§ Short task
Skip the pictures. Reproduce all other material exactly.

§ Material provided
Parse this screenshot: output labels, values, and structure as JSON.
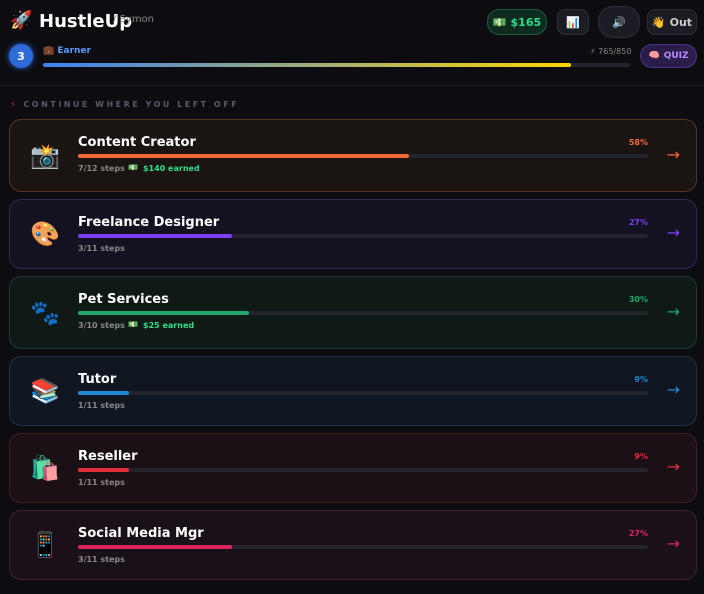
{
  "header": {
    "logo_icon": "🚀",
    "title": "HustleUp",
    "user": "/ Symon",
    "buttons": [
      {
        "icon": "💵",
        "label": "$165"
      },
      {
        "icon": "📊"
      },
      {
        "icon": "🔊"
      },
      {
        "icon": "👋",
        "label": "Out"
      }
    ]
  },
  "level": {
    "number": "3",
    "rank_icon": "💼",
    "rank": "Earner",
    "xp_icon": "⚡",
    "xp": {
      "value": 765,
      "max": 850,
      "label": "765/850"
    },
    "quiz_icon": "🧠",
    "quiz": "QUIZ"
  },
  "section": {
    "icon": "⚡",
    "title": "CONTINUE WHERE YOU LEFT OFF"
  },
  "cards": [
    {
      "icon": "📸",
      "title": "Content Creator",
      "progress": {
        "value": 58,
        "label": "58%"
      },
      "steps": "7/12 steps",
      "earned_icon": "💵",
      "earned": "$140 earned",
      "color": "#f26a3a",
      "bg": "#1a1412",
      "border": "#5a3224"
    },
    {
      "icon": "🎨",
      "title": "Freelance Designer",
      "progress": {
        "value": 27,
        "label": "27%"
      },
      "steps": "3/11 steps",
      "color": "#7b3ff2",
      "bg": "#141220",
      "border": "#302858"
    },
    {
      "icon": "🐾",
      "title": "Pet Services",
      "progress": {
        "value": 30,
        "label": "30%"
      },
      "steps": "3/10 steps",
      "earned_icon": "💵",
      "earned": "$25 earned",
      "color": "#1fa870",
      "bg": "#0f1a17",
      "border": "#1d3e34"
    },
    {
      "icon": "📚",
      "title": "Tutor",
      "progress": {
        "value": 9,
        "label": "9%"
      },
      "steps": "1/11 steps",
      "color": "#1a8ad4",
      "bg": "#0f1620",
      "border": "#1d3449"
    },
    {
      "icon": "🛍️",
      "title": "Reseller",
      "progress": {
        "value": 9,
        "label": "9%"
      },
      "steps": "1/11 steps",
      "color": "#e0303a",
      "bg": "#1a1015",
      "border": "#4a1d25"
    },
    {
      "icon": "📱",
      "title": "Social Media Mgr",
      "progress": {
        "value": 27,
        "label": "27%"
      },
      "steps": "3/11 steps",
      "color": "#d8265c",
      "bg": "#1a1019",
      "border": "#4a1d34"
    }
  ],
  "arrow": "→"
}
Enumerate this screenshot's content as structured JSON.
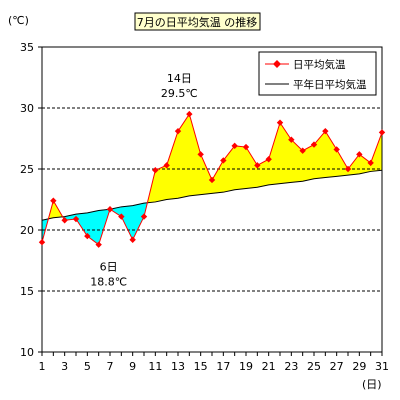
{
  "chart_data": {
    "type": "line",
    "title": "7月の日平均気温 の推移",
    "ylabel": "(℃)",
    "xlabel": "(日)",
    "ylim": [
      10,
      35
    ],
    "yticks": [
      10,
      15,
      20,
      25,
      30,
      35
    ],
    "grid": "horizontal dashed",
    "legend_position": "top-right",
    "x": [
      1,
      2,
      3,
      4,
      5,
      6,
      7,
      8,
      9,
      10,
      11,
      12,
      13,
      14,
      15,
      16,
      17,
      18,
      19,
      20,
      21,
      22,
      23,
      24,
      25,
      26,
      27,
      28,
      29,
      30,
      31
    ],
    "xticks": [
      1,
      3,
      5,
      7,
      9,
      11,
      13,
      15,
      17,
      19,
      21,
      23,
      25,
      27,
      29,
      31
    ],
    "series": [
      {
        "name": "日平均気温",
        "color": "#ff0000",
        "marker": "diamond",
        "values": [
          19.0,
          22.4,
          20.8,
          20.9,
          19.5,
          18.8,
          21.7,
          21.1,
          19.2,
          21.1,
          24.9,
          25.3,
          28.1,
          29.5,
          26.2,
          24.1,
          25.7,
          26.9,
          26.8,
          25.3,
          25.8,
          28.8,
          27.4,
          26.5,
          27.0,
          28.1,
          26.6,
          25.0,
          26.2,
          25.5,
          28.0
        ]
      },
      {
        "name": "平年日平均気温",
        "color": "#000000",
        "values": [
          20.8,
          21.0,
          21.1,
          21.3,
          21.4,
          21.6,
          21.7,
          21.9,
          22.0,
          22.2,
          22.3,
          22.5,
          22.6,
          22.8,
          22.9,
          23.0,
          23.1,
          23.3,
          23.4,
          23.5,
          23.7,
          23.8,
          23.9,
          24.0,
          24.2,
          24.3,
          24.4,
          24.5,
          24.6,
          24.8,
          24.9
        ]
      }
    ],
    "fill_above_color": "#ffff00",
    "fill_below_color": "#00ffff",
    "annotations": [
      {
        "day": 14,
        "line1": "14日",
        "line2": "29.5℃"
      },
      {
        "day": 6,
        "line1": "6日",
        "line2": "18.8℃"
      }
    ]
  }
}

§ Task result
Parse this screenshot: output labels, values, and structure as JSON.
{
  "header": {
    "logo_icon": "🚀",
    "title": "HustleUp",
    "user": "/ Symon",
    "buttons": [
      {
        "icon": "💵",
        "label": "$165"
      },
      {
        "icon": "📊"
      },
      {
        "icon": "🔊"
      },
      {
        "icon": "👋",
        "label": "Out"
      }
    ]
  },
  "level": {
    "number": "3",
    "rank_icon": "💼",
    "rank": "Earner",
    "xp_icon": "⚡",
    "xp": {
      "value": 765,
      "max": 850,
      "label": "765/850"
    },
    "quiz_icon": "🧠",
    "quiz": "QUIZ"
  },
  "section": {
    "icon": "⚡",
    "title": "CONTINUE WHERE YOU LEFT OFF"
  },
  "cards": [
    {
      "icon": "📸",
      "title": "Content Creator",
      "progress": {
        "value": 58,
        "label": "58%"
      },
      "steps": "7/12 steps",
      "earned_icon": "💵",
      "earned": "$140 earned",
      "color": "#f26a3a",
      "bg": "#1a1412",
      "border": "#5a3224"
    },
    {
      "icon": "🎨",
      "title": "Freelance Designer",
      "progress": {
        "value": 27,
        "label": "27%"
      },
      "steps": "3/11 steps",
      "color": "#7b3ff2",
      "bg": "#141220",
      "border": "#302858"
    },
    {
      "icon": "🐾",
      "title": "Pet Services",
      "progress": {
        "value": 30,
        "label": "30%"
      },
      "steps": "3/10 steps",
      "earned_icon": "💵",
      "earned": "$25 earned",
      "color": "#1fa870",
      "bg": "#0f1a17",
      "border": "#1d3e34"
    },
    {
      "icon": "📚",
      "title": "Tutor",
      "progress": {
        "value": 9,
        "label": "9%"
      },
      "steps": "1/11 steps",
      "color": "#1a8ad4",
      "bg": "#0f1620",
      "border": "#1d3449"
    },
    {
      "icon": "🛍️",
      "title": "Reseller",
      "progress": {
        "value": 9,
        "label": "9%"
      },
      "steps": "1/11 steps",
      "color": "#e0303a",
      "bg": "#1a1015",
      "border": "#4a1d25"
    },
    {
      "icon": "📱",
      "title": "Social Media Mgr",
      "progress": {
        "value": 27,
        "label": "27%"
      },
      "steps": "3/11 steps",
      "color": "#d8265c",
      "bg": "#1a1019",
      "border": "#4a1d34"
    }
  ],
  "arrow": "→"
}
Enumerate this screenshot's content as structured JSON.
{
  "chart_data": {
    "type": "line",
    "title": "7月の日平均気温 の推移",
    "ylabel": "(℃)",
    "xlabel": "(日)",
    "ylim": [
      10,
      35
    ],
    "yticks": [
      10,
      15,
      20,
      25,
      30,
      35
    ],
    "grid": "horizontal dashed",
    "legend_position": "top-right",
    "x": [
      1,
      2,
      3,
      4,
      5,
      6,
      7,
      8,
      9,
      10,
      11,
      12,
      13,
      14,
      15,
      16,
      17,
      18,
      19,
      20,
      21,
      22,
      23,
      24,
      25,
      26,
      27,
      28,
      29,
      30,
      31
    ],
    "xticks": [
      1,
      3,
      5,
      7,
      9,
      11,
      13,
      15,
      17,
      19,
      21,
      23,
      25,
      27,
      29,
      31
    ],
    "series": [
      {
        "name": "日平均気温",
        "color": "#ff0000",
        "marker": "diamond",
        "values": [
          19.0,
          22.4,
          20.8,
          20.9,
          19.5,
          18.8,
          21.7,
          21.1,
          19.2,
          21.1,
          24.9,
          25.3,
          28.1,
          29.5,
          26.2,
          24.1,
          25.7,
          26.9,
          26.8,
          25.3,
          25.8,
          28.8,
          27.4,
          26.5,
          27.0,
          28.1,
          26.6,
          25.0,
          26.2,
          25.5,
          28.0
        ]
      },
      {
        "name": "平年日平均気温",
        "color": "#000000",
        "values": [
          20.8,
          21.0,
          21.1,
          21.3,
          21.4,
          21.6,
          21.7,
          21.9,
          22.0,
          22.2,
          22.3,
          22.5,
          22.6,
          22.8,
          22.9,
          23.0,
          23.1,
          23.3,
          23.4,
          23.5,
          23.7,
          23.8,
          23.9,
          24.0,
          24.2,
          24.3,
          24.4,
          24.5,
          24.6,
          24.8,
          24.9
        ]
      }
    ],
    "fill_above_color": "#ffff00",
    "fill_below_color": "#00ffff",
    "annotations": [
      {
        "day": 14,
        "line1": "14日",
        "line2": "29.5℃"
      },
      {
        "day": 6,
        "line1": "6日",
        "line2": "18.8℃"
      }
    ]
  }
}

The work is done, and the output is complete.